- _WRITTEN REQUEST_: Filter the records for lines holding the string "level".

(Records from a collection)
++++++++++++++++++++
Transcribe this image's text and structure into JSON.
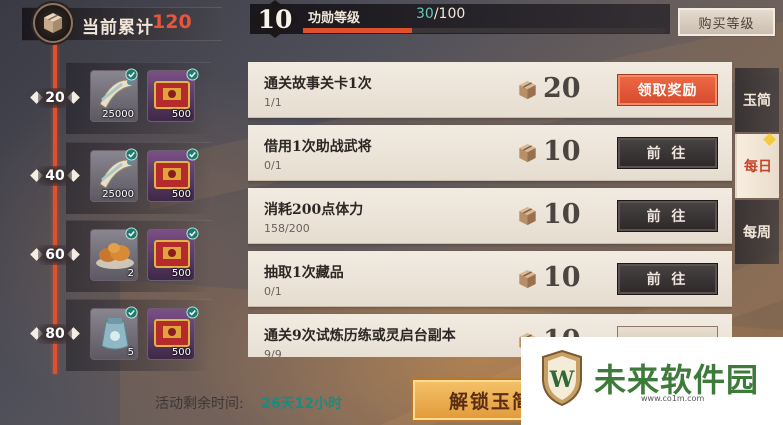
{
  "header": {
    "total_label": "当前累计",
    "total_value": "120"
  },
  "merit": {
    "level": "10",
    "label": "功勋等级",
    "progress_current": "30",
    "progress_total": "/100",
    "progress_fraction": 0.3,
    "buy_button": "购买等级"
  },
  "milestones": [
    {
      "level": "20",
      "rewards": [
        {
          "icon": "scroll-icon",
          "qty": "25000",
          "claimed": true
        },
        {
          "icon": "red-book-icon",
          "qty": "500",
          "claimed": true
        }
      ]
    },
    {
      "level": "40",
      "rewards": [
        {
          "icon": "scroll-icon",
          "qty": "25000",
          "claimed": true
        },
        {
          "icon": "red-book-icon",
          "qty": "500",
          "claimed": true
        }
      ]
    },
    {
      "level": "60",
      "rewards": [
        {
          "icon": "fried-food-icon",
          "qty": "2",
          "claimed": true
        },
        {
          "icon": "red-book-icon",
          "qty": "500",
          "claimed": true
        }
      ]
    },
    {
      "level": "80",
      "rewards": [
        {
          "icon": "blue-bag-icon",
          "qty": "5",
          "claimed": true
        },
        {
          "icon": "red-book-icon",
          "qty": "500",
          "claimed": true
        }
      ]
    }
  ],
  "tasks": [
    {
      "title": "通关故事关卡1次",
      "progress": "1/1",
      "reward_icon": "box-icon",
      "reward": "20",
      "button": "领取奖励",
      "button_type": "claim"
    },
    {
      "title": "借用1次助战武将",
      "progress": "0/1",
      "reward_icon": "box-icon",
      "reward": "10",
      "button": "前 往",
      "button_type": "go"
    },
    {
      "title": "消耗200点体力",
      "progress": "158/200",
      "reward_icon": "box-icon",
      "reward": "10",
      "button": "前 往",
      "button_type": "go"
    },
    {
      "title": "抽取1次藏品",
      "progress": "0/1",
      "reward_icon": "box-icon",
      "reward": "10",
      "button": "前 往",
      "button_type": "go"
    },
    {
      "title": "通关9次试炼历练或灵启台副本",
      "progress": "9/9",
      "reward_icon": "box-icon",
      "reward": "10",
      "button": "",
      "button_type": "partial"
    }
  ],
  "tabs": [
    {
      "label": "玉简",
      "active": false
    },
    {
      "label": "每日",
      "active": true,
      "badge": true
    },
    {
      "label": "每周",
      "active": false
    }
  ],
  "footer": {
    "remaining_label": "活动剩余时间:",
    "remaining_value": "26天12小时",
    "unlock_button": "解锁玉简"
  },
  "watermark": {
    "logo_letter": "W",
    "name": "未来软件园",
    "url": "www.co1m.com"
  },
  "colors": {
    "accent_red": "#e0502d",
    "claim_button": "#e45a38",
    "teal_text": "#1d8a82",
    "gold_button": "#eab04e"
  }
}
++++++++++++++++++++
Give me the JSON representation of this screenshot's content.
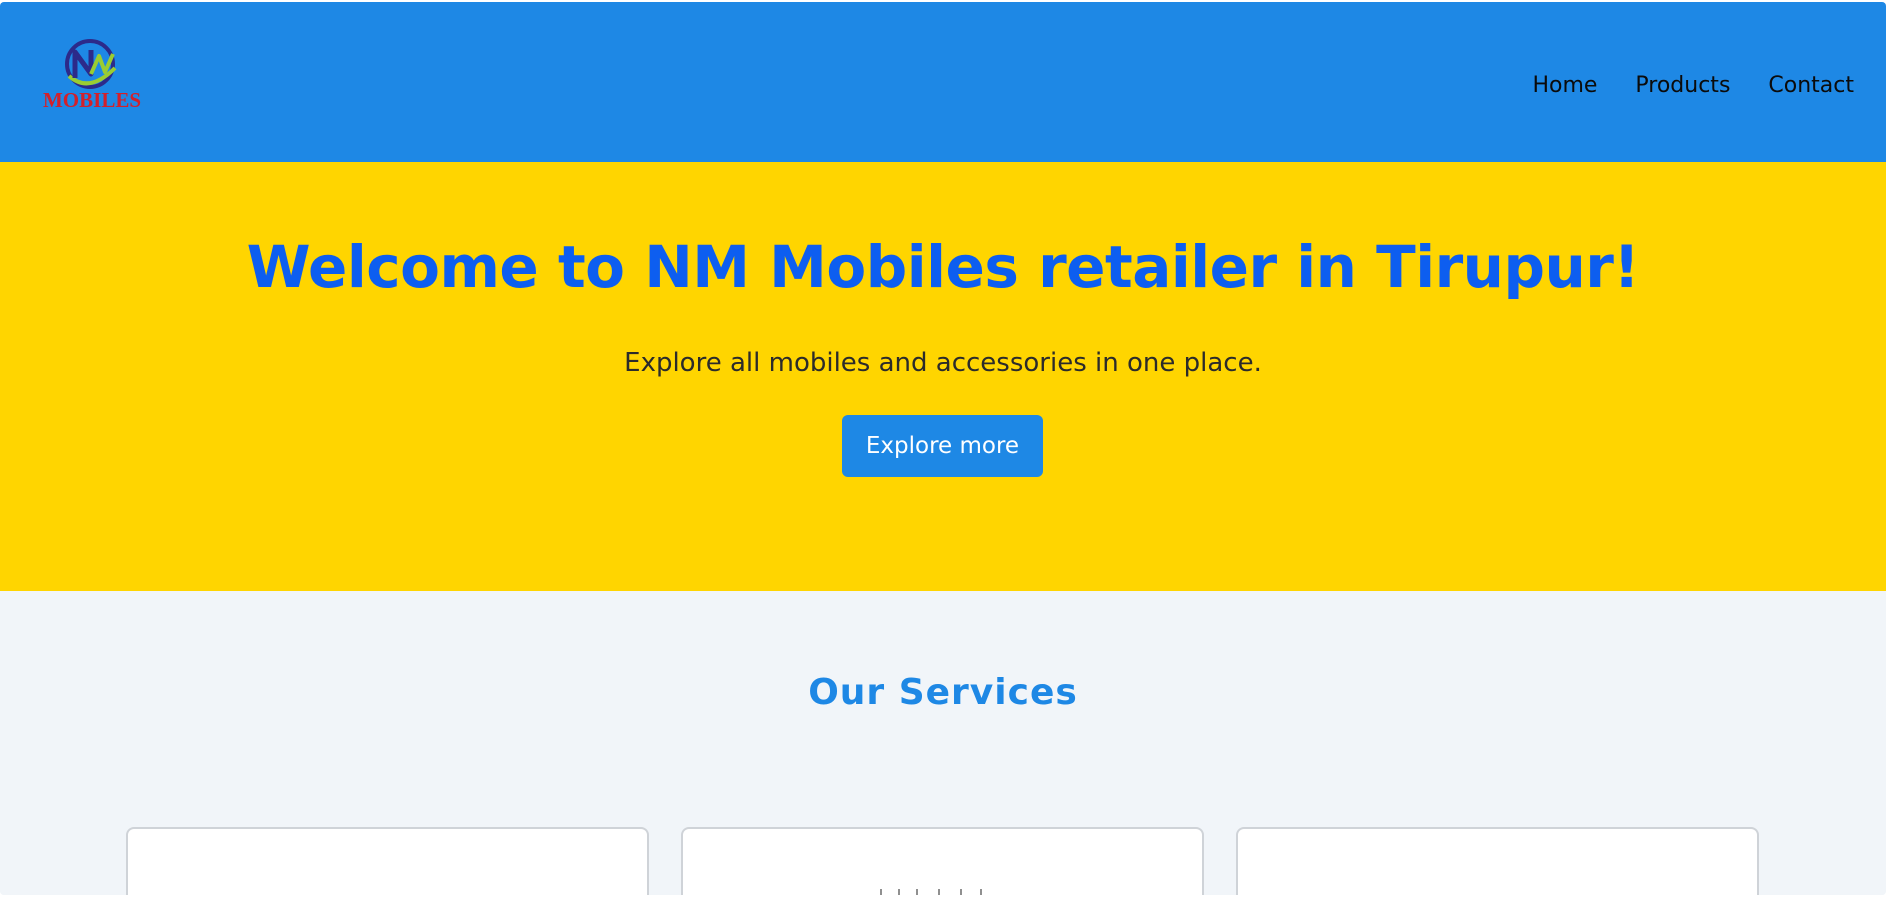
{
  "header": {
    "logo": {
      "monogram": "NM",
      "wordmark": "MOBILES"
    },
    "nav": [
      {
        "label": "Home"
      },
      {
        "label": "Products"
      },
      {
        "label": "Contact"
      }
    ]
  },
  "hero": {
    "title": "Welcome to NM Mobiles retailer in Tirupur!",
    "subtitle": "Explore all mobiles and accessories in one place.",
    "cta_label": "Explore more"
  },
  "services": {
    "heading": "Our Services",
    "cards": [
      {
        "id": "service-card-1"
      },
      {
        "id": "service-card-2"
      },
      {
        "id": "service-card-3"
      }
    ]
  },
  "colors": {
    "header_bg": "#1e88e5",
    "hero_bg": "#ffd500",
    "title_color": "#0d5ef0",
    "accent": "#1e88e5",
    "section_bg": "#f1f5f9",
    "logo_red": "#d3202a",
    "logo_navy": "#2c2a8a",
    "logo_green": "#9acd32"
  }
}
++++++++++++++++++++
- _CORRECT RESULT_:
    "level": "10",
      "level": "20",
      "level": "40",
      "level": "60",
      "level": "80",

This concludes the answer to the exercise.